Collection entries
'''
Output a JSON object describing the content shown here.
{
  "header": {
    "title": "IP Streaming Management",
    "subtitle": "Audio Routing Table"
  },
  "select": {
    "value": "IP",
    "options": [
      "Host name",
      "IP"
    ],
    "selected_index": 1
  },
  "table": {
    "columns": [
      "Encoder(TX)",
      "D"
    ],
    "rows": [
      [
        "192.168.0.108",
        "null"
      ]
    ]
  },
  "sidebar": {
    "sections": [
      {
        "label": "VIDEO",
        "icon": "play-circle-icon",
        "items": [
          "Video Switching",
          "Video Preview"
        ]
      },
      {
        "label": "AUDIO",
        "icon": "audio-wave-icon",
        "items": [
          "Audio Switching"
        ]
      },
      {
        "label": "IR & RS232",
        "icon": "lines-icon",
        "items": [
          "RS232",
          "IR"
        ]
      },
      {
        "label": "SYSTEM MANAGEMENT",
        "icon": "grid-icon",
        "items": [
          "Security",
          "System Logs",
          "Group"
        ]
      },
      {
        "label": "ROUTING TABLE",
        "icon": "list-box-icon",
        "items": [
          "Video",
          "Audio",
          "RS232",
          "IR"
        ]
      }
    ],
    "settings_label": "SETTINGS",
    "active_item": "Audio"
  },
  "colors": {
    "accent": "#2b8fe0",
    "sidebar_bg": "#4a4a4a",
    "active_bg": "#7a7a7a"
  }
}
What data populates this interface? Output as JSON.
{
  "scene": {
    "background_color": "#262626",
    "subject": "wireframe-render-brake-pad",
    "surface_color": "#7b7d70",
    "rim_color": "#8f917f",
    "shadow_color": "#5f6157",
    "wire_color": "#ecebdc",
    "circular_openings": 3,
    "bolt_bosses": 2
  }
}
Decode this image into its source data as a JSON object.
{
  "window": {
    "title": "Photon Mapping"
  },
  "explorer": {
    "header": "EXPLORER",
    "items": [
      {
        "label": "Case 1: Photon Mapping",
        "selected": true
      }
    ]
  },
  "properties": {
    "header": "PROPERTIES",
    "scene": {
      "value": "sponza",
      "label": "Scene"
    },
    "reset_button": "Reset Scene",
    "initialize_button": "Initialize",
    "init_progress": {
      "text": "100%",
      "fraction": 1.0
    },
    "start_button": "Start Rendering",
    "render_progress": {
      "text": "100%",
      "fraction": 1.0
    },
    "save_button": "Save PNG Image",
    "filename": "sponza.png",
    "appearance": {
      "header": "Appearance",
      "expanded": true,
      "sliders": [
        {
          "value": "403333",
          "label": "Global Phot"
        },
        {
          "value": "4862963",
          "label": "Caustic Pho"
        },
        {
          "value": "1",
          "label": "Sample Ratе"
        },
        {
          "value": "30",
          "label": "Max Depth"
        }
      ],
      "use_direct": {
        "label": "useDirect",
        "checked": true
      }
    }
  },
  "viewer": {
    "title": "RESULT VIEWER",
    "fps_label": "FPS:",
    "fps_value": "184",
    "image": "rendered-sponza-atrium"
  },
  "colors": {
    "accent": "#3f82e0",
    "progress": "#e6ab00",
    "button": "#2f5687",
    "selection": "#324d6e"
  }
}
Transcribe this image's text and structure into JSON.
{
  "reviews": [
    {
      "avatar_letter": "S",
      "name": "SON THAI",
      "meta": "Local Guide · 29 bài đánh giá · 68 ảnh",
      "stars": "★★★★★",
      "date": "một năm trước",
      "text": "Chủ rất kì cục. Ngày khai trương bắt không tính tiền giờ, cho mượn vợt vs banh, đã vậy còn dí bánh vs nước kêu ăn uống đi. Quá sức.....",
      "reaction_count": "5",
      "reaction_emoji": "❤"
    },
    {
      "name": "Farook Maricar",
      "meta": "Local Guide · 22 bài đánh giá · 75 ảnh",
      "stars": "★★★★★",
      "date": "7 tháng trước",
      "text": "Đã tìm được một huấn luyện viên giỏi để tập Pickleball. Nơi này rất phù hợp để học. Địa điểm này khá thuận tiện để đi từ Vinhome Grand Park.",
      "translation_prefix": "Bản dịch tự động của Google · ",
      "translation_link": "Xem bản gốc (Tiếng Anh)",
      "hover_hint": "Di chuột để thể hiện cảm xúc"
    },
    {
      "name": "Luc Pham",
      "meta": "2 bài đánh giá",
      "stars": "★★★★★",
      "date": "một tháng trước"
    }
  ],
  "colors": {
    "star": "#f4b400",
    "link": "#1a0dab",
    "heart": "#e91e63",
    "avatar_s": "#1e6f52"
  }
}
'''
» YOUR OBJECTIVE
Give back the data above exactly as it appears.

» WRITTEN RESPONSE
Output a JSON object describing the content shown here.
{
  "header": {
    "title": "IP Streaming Management",
    "subtitle": "Audio Routing Table"
  },
  "select": {
    "value": "IP",
    "options": [
      "Host name",
      "IP"
    ],
    "selected_index": 1
  },
  "table": {
    "columns": [
      "Encoder(TX)",
      "D"
    ],
    "rows": [
      [
        "192.168.0.108",
        "null"
      ]
    ]
  },
  "sidebar": {
    "sections": [
      {
        "label": "VIDEO",
        "icon": "play-circle-icon",
        "items": [
          "Video Switching",
          "Video Preview"
        ]
      },
      {
        "label": "AUDIO",
        "icon": "audio-wave-icon",
        "items": [
          "Audio Switching"
        ]
      },
      {
        "label": "IR & RS232",
        "icon": "lines-icon",
        "items": [
          "RS232",
          "IR"
        ]
      },
      {
        "label": "SYSTEM MANAGEMENT",
        "icon": "grid-icon",
        "items": [
          "Security",
          "System Logs",
          "Group"
        ]
      },
      {
        "label": "ROUTING TABLE",
        "icon": "list-box-icon",
        "items": [
          "Video",
          "Audio",
          "RS232",
          "IR"
        ]
      }
    ],
    "settings_label": "SETTINGS",
    "active_item": "Audio"
  },
  "colors": {
    "accent": "#2b8fe0",
    "sidebar_bg": "#4a4a4a",
    "active_bg": "#7a7a7a"
  }
}
What data populates this interface? Output as JSON.
{
  "scene": {
    "background_color": "#262626",
    "subject": "wireframe-render-brake-pad",
    "surface_color": "#7b7d70",
    "rim_color": "#8f917f",
    "shadow_color": "#5f6157",
    "wire_color": "#ecebdc",
    "circular_openings": 3,
    "bolt_bosses": 2
  }
}
Decode this image into its source data as a JSON object.
{
  "window": {
    "title": "Photon Mapping"
  },
  "explorer": {
    "header": "EXPLORER",
    "items": [
      {
        "label": "Case 1: Photon Mapping",
        "selected": true
      }
    ]
  },
  "properties": {
    "header": "PROPERTIES",
    "scene": {
      "value": "sponza",
      "label": "Scene"
    },
    "reset_button": "Reset Scene",
    "initialize_button": "Initialize",
    "init_progress": {
      "text": "100%",
      "fraction": 1.0
    },
    "start_button": "Start Rendering",
    "render_progress": {
      "text": "100%",
      "fraction": 1.0
    },
    "save_button": "Save PNG Image",
    "filename": "sponza.png",
    "appearance": {
      "header": "Appearance",
      "expanded": true,
      "sliders": [
        {
          "value": "403333",
          "label": "Global Phot"
        },
        {
          "value": "4862963",
          "label": "Caustic Pho"
        },
        {
          "value": "1",
          "label": "Sample Ratе"
        },
        {
          "value": "30",
          "label": "Max Depth"
        }
      ],
      "use_direct": {
        "label": "useDirect",
        "checked": true
      }
    }
  },
  "viewer": {
    "title": "RESULT VIEWER",
    "fps_label": "FPS:",
    "fps_value": "184",
    "image": "rendered-sponza-atrium"
  },
  "colors": {
    "accent": "#3f82e0",
    "progress": "#e6ab00",
    "button": "#2f5687",
    "selection": "#324d6e"
  }
}
Transcribe this image's text and structure into JSON.
{
  "reviews": [
    {
      "avatar_letter": "S",
      "name": "SON THAI",
      "meta": "Local Guide · 29 bài đánh giá · 68 ảnh",
      "stars": "★★★★★",
      "date": "một năm trước",
      "text": "Chủ rất kì cục. Ngày khai trương bắt không tính tiền giờ, cho mượn vợt vs banh, đã vậy còn dí bánh vs nước kêu ăn uống đi. Quá sức.....",
      "reaction_count": "5",
      "reaction_emoji": "❤"
    },
    {
      "name": "Farook Maricar",
      "meta": "Local Guide · 22 bài đánh giá · 75 ảnh",
      "stars": "★★★★★",
      "date": "7 tháng trước",
      "text": "Đã tìm được một huấn luyện viên giỏi để tập Pickleball. Nơi này rất phù hợp để học. Địa điểm này khá thuận tiện để đi từ Vinhome Grand Park.",
      "translation_prefix": "Bản dịch tự động của Google · ",
      "translation_link": "Xem bản gốc (Tiếng Anh)",
      "hover_hint": "Di chuột để thể hiện cảm xúc"
    },
    {
      "name": "Luc Pham",
      "meta": "2 bài đánh giá",
      "stars": "★★★★★",
      "date": "một tháng trước"
    }
  ],
  "colors": {
    "star": "#f4b400",
    "link": "#1a0dab",
    "heart": "#e91e63",
    "avatar_s": "#1e6f52"
  }
}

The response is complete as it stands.